* Document text:
┄┄┄┄┄┄┄┄┄┄┄┄┄┄┄┄┄┄┄┄
# Beat glass cleaner I have used, EVER!



## stangalang (Nov 27, 2009)

Got this from wax attack. Couldn't get on with it to begin with whilst using it as directed. Now instead of spraying onto the glass I just spray onto the glass cloth and thoroughly clean, and that's it! Walk away. No need to wipe with another cloth or buff, just clean and walk away. Soon as it's done I'm on a gallon

http://www.waxattack.co.uk/?wpsc-product=showroom-fx-glass-cleaner


----------



## Buck (Jan 16, 2008)

Thanks Matt - Always on the quest for the perfect glass cleaner!

PS Just ordered the Flex!


----------



## Titanium Htail (Mar 24, 2012)

Sounds a great product, wipe on, wipe off, we all want those and fantastic price.

^ I need more help I have seen your cars. S
^


----------



## ronwash (Mar 26, 2011)

stangalang said:


> Got this from wax attack. Couldn't get on with it to begin with whilst using it as directed. Now instead of spraying onto the glass I just spray onto the glass cloth and thoroughly clean, and that's it! Walk away. No need to wipe with another cloth or buff, just clean and walk away. Soon as it's done I'm on a gallon
> 
> http://www.waxattack.co.uk/?wpsc-product=showroom-fx-glass-cleaner


Same thing with lusso glass cleaner,A class product,5-6 Min im doing all the glasses in&out.


----------



## lowejackson (Feb 23, 2006)

£4.50, looks very cheap as well. Great cleaner and cheap - nice combination


----------



## stangalang (Nov 27, 2009)

Buck said:


> Thanks Matt - Always on the quest for the perfect glass cleaner!
> 
> PS Just ordered the Flex!


You done right Adrian. Enjoy pal :thumb:

P.S the backing plates are the bomb also


----------



## Sportback (Mar 25, 2011)

Damn that looks good stuff and I just need some new glass cleaner having run out of my megs nxt however when you look actually it's a great price but it is £4 for delivery


----------



## barcabod (Mar 12, 2012)
┄┄┄┄┄┄┄┄┄┄┄┄┄┄┄┄┄┄┄┄
* What is asked:
1. List every distinct username that appears as a post heading in the glass cleaner thread.
2. Answer these questions using the glass cleaner thread:
(a) Where did stangalang get the cleaner?
(b) What price for the cleaner does lowejackson mention?
(c) According to Sportback, how much is delivery?
3. Continue the glass cleaner thread by writing the post that follows barcabod's heading.

[Records from a dataset]
┄┄┄┄┄┄┄┄┄┄┄┄┄┄┄┄┄┄┄┄
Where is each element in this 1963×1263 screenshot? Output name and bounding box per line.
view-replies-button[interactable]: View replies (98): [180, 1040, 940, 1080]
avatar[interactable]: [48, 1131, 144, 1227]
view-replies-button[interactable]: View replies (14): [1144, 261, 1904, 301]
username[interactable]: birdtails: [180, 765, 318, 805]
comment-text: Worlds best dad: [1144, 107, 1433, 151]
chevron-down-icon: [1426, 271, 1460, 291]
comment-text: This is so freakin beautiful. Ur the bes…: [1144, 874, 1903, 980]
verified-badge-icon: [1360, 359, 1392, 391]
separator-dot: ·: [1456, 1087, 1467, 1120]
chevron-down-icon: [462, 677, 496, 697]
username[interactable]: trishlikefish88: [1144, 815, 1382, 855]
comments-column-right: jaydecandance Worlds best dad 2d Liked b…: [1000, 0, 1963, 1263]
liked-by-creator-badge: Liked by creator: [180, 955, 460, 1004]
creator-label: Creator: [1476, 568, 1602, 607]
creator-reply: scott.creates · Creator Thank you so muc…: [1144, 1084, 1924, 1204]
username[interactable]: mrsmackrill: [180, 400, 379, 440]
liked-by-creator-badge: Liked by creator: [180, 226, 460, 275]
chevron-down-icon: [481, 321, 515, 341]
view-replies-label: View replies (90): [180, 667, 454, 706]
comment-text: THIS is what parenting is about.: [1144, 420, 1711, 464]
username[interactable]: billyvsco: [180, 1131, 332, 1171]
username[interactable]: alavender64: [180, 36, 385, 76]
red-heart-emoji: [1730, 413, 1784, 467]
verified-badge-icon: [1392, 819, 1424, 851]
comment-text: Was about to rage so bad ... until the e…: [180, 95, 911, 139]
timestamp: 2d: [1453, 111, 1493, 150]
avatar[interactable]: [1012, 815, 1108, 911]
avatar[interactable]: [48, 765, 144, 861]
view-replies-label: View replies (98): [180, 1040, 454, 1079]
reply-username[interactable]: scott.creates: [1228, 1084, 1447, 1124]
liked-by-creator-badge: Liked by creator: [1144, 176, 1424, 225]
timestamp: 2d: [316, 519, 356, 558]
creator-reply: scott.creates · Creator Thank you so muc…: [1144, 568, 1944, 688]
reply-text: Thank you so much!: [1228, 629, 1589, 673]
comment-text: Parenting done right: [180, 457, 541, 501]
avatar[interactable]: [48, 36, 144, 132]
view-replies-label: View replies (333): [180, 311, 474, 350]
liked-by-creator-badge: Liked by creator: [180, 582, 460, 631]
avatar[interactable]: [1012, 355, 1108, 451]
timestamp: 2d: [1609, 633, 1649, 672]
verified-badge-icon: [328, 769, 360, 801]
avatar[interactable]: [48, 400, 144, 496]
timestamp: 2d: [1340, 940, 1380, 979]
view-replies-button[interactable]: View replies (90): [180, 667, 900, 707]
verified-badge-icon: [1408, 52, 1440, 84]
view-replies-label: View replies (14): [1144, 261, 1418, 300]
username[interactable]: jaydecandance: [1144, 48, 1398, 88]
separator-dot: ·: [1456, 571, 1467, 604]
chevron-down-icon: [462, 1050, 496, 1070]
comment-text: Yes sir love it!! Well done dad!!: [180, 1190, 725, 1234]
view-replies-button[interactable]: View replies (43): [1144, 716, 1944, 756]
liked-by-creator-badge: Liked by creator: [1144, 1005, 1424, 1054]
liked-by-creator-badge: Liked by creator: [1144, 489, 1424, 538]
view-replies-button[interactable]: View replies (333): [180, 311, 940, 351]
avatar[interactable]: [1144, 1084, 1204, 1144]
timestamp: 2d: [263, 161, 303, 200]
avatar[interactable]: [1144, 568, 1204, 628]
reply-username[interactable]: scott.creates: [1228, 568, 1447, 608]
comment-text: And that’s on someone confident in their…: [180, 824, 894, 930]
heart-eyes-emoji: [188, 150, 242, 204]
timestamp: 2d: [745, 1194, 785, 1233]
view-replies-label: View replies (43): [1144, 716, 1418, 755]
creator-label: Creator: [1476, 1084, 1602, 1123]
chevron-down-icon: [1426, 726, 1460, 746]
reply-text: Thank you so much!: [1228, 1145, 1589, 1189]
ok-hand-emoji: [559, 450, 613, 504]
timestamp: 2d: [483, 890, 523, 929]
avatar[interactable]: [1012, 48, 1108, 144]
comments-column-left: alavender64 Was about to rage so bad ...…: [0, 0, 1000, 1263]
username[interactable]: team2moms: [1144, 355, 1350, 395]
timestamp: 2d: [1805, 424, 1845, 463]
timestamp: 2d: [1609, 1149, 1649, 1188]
┄┄┄┄┄┄┄┄┄┄┄┄┄┄┄┄┄┄┄┄
* Set of answers:
1.
stangalang
Buck
Titanium Htail
ronwash
lowejackson
Sportback
barcabod

2.
(a) From wax attack.
(b) £4.50.
(c) £4.

3.
stangalang said:


> Got this from wax attack. Couldn't get on with it to begin with whilst using it as directed. Now instead of spraying onto the glass I just spray onto the glass cloth and thoroughly clean, and that's it! Walk away. No need to wipe with another cloth or buff, just clean and walk away. Soon as it's done I'm on a gallon
> 
> http://www.waxattack.co.uk/?wpsc-product=showroom-fx-glass-
> cleaner


Hey matt

Bring it with you Saturday
My windows do me head in haha


----------



## stangalang (Nov 27, 2009)

barcabod said:


> Hey matt
> 
> Bring it with you Saturday
> My windows do me head in haha


Lol no dramas will do. But your gonna want some.......


----------



## barcabod (Mar 12, 2012)

I always want things you know what i'm like

See you tomorrow pal


----------



## barcabod (Mar 12, 2012)

stangalang said:


> Lol no dramas will do. But your gonna want some.......


Can confirm it's a good bit of kit windows look the dogs now:thumb:


----------



## stangalang (Nov 27, 2009)

See :thumb:


----------



## woodym3 (Aug 30, 2009)

Best be good stang, needed some wet glaze and stuck a bottle on the order lol..


----------



## stangalang (Nov 27, 2009)

woodym3 said:


> Best be good stang, needed some wet glaze and stuck a bottle on the order lol..


Honestly mate I lobe it. Be getting the gallon when this is done. I find it best with a glass cloth, spray plenty direct onto the cloth, thoroughly clean and that's it! Easy squeezy


----------



## woodym3 (Aug 30, 2009)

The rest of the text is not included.